§ Stated task a: Render the dataset entry rows below as a numbered list, leaving out blank lines and any pictures.

§ Given passage:
Now, the actual cost of these TLB misses depends heavily on at least the following aspects of your hardware: (a) how many 4K TLB enties you have and how the rest of the translation caching works performs (b) how well hardware prefetch deals with with the TLB - e.g., can prefetch trigger a page walk? (c) how fast and how parallel the page walking hardware is. On modern high-end x86 Intel processors, the page walking hardware is in general very strong: there are at least 2 parallel page walkers, a page walk can occur concurrently with continued execution, and hardware prefetching can trigger a page walk. So the TLB impact on a streaming read load is fairly low - and such a load will often perform similarly regardless of the page size. Other hardware is usually much worse, however!

read() avoids these pitfalls

The read() syscall, which is what generally underlies the "block read" type calls offered e.g., in C, C++ and other languages has one primary disadvantage that everyone is well-aware of:

Every read() call of N bytes must copy N bytes from kernel to user space.

On the other hand, it avoids most the costs above - you don't need to map in 25 million 4K pages into user space. You can usually malloc a single buffer small buffer in user space, and re-use that repeatedly for all your read calls. On the kernel side, there is almost no issue with 4K pages or TLB misses because all of RAM is usually linearly mapped using a few very large pages (e.g., 1 GB pages on x86), so the underlying pages in the page cache are covered very efficiently in kernel space.

So basically you have the following comparison to determine which is faster for a single read of a large file:

Is the extra per-page work implied by the mmap approach more costly than the per-byte work of copying file contents from kernel to user space implied by using read()?

On many systems, they are actually approximately balanced. Note that each one scales with completely different attributes of the hardware and OS stack.

In particular, the mmap approach becomes relatively faster when:

The OS has fast minor-fault handling and especially minor-fault bulking optimizations such as fault-around.
The OS has a good MAP_POPULATE implementation which can efficiently process large maps in cases where, for example, the underlying pages are contiguous in physical memory.
The hardware has strong page translation performance, such as large TLBs, fast second level TLBs, fast and parallel page-walkers, good prefetch interaction with translation and so on.

... while the read() approach becomes relatively faster when:

The read() syscall has good copy performance. E.g., good copy_to_user performance on the kernel side.
The kernel has an efficient (relative to userland) way to map memory, e.g., using only a few large pages with hardware support.

(Dataset entries)

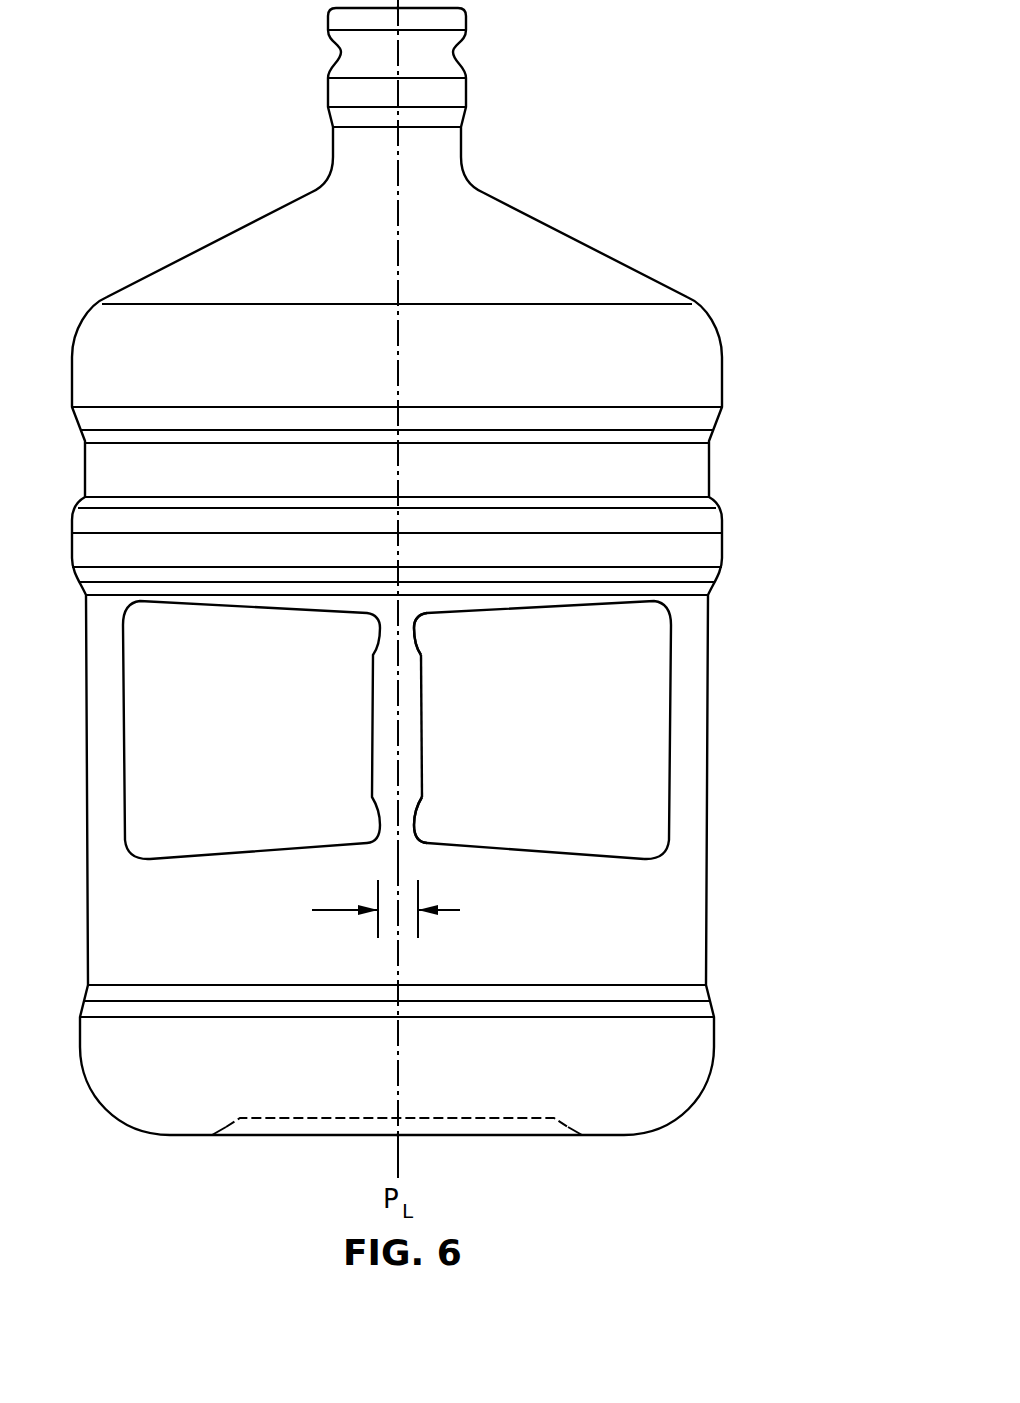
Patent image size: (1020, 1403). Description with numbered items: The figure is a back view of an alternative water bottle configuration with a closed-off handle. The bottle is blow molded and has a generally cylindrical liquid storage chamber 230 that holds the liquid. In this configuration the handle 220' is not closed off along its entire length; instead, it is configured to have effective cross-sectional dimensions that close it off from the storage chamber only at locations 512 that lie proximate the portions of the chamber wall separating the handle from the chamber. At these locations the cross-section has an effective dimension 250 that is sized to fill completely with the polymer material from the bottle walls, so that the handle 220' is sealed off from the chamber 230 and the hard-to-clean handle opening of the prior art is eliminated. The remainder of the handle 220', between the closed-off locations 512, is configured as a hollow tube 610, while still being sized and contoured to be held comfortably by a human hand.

The liquid storage chamber 230 is at (672, 922).
The hollow tube 610 is at (422, 708).
The handle 220' is at (542, 730).
The locations 512 is at (413, 628).
The effective dimension 250 is at (460, 910).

§ Stated task b:
Answer these questions using the passage on mmap and read():
(i) On modern high-end x86 Intel processors, at least how many parallel page walkers are there?
(ii) What must every read() call of N bytes do?
(iii) What page size is given as an example for linearly mapping all of RAM on x86?

§ Complete answer a:
1. Patent image size: (1020, 1403). Description with numbered items: The figure is a back view of an alternative water bottle configuration with a closed-off handle. The bottle is blow molded and has a generally cylindrical liquid storage chamber 230 that holds the liquid. In this configuration the handle 220' is not closed off along its entire length; instead, it is configured to have effective cross-sectional dimensions that close it off from the storage chamber only at locations 512 that lie proximate the portions of the chamber wall separating the handle from the chamber. At these locations the cross-section has an effective dimension 250 that is sized to fill completely with the polymer material from the bottle walls, so that the handle 220' is sealed off from the chamber 230 and the hard-to-clean handle opening of the prior art is eliminated. The remainder of the handle 220', between the closed-off locations 512, is configured as a hollow tube 610, while still being sized and contoured to be held comfortably by a human hand.
2. The liquid storage chamber 230 is at (672, 922).
3. The hollow tube 610 is at (422, 708).
4. The handle 220' is at (542, 730).
5. The locations 512 is at (413, 628).
6. The effective dimension 250 is at (460, 910).

§ Complete answer b:
(i) At least 2.
(ii) It must copy N bytes from kernel to user space.
(iii) 1 GB pages.